REQUIREMENT |
Find and copy every line in the records that includes the string "this".

■ ■ ■ ■ ■

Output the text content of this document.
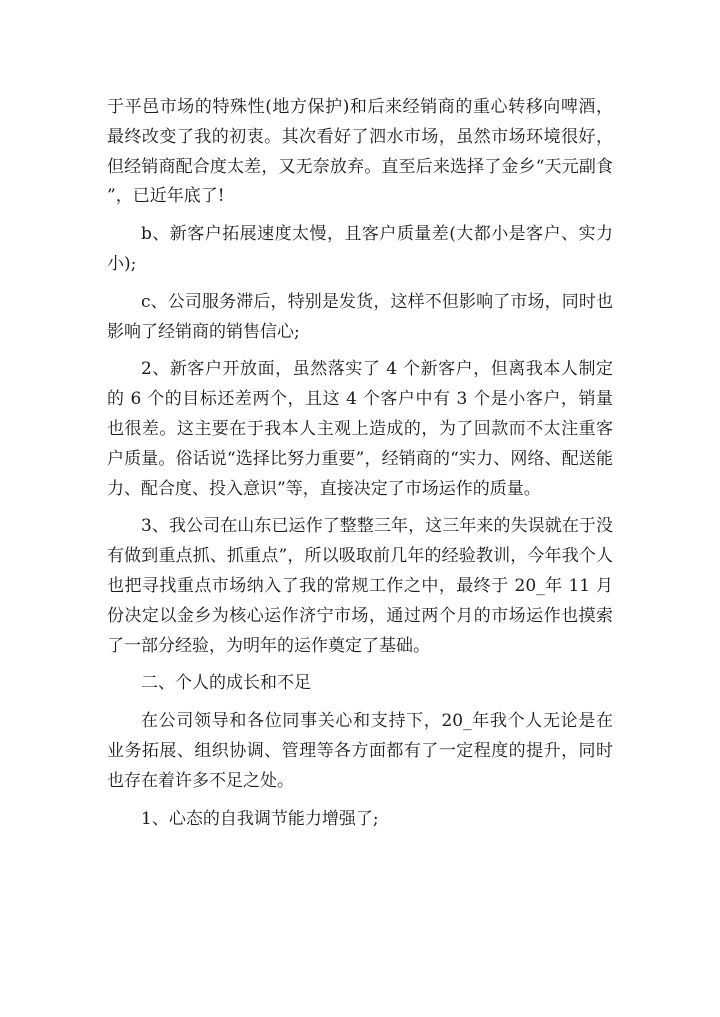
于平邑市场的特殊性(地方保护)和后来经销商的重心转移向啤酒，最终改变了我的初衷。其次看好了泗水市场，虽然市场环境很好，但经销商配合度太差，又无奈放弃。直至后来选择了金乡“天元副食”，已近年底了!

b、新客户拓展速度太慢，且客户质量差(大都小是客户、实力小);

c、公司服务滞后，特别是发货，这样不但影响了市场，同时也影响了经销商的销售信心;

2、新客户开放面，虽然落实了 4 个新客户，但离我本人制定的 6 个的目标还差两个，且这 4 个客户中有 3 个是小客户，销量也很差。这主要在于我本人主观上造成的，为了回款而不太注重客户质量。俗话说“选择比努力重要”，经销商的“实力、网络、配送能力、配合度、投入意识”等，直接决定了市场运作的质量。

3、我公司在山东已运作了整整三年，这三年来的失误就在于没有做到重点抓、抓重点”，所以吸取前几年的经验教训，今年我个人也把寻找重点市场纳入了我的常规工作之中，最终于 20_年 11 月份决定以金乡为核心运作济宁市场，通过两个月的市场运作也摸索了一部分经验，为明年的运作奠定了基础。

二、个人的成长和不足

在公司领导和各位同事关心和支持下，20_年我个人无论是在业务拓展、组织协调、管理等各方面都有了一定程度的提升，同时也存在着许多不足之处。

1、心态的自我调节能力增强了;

■ ■ ■ ■ ■

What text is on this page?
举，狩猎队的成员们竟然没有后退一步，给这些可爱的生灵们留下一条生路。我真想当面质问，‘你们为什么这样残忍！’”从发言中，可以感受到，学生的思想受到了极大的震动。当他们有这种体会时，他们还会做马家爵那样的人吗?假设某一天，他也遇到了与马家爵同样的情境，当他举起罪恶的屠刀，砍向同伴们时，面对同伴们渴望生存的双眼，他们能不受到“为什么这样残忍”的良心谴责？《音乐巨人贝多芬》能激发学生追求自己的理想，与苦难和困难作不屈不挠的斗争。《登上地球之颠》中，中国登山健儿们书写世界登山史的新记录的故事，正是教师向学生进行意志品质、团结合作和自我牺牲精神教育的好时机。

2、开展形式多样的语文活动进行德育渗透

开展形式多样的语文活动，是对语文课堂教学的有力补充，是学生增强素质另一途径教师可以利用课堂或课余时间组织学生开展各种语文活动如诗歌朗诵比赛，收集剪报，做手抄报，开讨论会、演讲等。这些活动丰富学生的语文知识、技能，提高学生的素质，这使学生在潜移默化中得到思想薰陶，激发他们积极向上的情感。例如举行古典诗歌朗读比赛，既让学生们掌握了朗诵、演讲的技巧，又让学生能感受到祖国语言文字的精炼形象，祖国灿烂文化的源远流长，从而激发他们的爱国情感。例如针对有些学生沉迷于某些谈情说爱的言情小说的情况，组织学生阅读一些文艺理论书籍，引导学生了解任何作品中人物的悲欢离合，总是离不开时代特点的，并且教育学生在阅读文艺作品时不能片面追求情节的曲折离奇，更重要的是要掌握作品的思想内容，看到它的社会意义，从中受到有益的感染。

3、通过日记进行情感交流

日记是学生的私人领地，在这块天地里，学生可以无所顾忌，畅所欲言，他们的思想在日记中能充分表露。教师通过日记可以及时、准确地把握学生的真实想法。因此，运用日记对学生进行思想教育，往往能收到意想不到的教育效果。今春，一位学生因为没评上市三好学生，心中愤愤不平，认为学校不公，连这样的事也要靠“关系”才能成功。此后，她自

■ ■ ■ ■ ■

FINISHED ANSWER |
Output the text content of this document.
What text is on this page?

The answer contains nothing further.